§ **演習問題**
以下の車載用電力変換装置に関する文章を読み、次の問いに答えてください。
1. 本発明は何に関するものですか。
2. 高電圧を電力変換する際、感電事故を防ぐために使用することが知られている電力変換装置は何を備えていますか。
3. 特許文献1のトランス120は、どの外面がヒートシンク140に接触するように取り付けられますか。

§ **提示資料**
◆ ◆ ◆
説明

車載用電力変換装置

【課題】絶縁トランスを用いた車載用電力変換装置において、絶縁トランスは1次側コイル及び2次側コイル、コアをそれぞれ絶縁しているため、放熱効果が低下する。また、ハイブリッド自動車や電機自動車等の場合は高電圧側に対して低電圧側に大電流が流れるため、発熱量が増加する。
【解決手段】トランスはコアをヒートシンク上に接触するよう配置し、プリント基板周囲にモジュールケースを配置し、モジュールケースに1次側コイル又は/及び2次側コイルからプリント基板への電気的接続及び熱伝達を行う平板状の接続端子をインサート成形し、1次側コイル又は/及び2次側コイルは接続端子及びプリント基板を介してヒートシンクと接続する。また、スイッチング回路及び整流回路はモジュールケース内に充填される半導体封止樹脂によってパッケージングする。

【発明の詳細な説明】
【技術分野】
【0001】
本発明は、ハイブリッド自動車や電気自動車等に使用する車載用電力変換装置の放熱構造に関するものである。
【背景技術】
【0002】
従来より、ハイブリッド自動車や電気自動車等において、走行用のモータを駆動させる高電圧バッテリが搭載されているが、高電圧バッテリの高電圧を用いて電動パワーステアリングや電動ミラー等の車載電装品を使用する際には、これらの車載電装品の定格電圧に電力変換する必要がある。
【0003】
しかし、高電圧を電力変換する際には感電事故を防ぐために1次側コイルに対して2次側コイルを絶縁したセパレートトランスを備えた電力変換装置を使用することが知られている。このような絶縁トランスは1次側コイル及び2次側コイル、コアをそれぞれ絶縁しているため、放熱効果が低下する。また、ハイブリッド自動車や電機自動車等の場合は高電圧側に対して低電圧側に大電流が流れるため、発熱量が増加する。絶縁トランスの放熱効果を向上させるためには1次側コイル及び2次側コイル、コアの表面積をそれぞれ増加させればよいが、1次側コイル及び2次側コイル、コアの表面積をそれぞれ増加させるとトランスが大型化してしまう問題が生じた。このような問題を解決するために、例えば特開2004−335780号公報(以下「特許文献1」)が知られている。
【0004】
上記特許文献1とするトランスの断面図(ア)、トランスの側面図(イ)を図6に示す。図6において、共振型スイッチング電源において入力側の電力を出力側に伝達すると共にその漏れインダクタンスが共振回路のL成分として利用されるトランス120の取付け構造に係わる。ここで、上記トランス120は、第1の巻線121、およびその第1の巻線121よりも断面積の大きい第2の巻線122a,122bを含んでいる。また、上記第1の巻線121は、上記トランス121の第1の外面125に近接するようにその内側領域に収容されており、上記第2の巻線122a,122bは、上記第1の巻線121と磁気的に結合するように上記トランス120の第1の外面125に対向する第2の外面126の内側領域に収容されている。そして、上記トランス120は、上記第1の外面125がヒートシンク140に接触するように取り付けられる。
◆ ◆ ◆
§ **元データ**
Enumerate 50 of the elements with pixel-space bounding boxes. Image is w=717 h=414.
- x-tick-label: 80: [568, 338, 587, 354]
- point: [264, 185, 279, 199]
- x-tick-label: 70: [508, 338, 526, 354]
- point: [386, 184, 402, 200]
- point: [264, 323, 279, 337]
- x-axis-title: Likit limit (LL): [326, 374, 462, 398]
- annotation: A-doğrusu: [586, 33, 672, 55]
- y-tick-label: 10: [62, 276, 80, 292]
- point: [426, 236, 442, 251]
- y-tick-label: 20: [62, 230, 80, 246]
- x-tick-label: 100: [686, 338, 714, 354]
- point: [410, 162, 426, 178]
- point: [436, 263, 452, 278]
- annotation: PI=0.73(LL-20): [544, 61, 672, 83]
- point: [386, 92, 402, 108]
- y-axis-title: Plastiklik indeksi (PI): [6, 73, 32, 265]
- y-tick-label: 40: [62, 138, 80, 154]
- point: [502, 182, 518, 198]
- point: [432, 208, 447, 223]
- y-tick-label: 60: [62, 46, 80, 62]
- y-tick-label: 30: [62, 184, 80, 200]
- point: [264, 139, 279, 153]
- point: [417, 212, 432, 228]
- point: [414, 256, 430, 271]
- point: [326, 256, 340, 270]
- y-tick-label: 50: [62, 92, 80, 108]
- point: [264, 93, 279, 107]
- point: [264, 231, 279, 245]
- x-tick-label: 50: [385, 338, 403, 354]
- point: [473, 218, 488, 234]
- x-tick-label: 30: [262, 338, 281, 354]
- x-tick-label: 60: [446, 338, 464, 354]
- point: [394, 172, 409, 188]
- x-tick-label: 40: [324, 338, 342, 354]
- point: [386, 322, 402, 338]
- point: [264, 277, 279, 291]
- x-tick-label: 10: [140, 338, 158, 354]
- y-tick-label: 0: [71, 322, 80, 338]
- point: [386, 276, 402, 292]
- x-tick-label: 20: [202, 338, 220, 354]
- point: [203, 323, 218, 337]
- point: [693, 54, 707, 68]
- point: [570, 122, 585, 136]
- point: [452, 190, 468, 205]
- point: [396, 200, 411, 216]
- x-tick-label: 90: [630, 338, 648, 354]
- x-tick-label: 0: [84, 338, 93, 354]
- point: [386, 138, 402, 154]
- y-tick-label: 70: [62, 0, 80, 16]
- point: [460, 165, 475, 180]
◆ ◆ ◆
§ **解答例**
1. ハイブリッド自動車や電気自動車等に使用する車載用電力変換装置の放熱構造に関するものです。
2. 1次側コイルに対して2次側コイルを絶縁したセパレートトランスを備えています。
3. 第1の外面125です。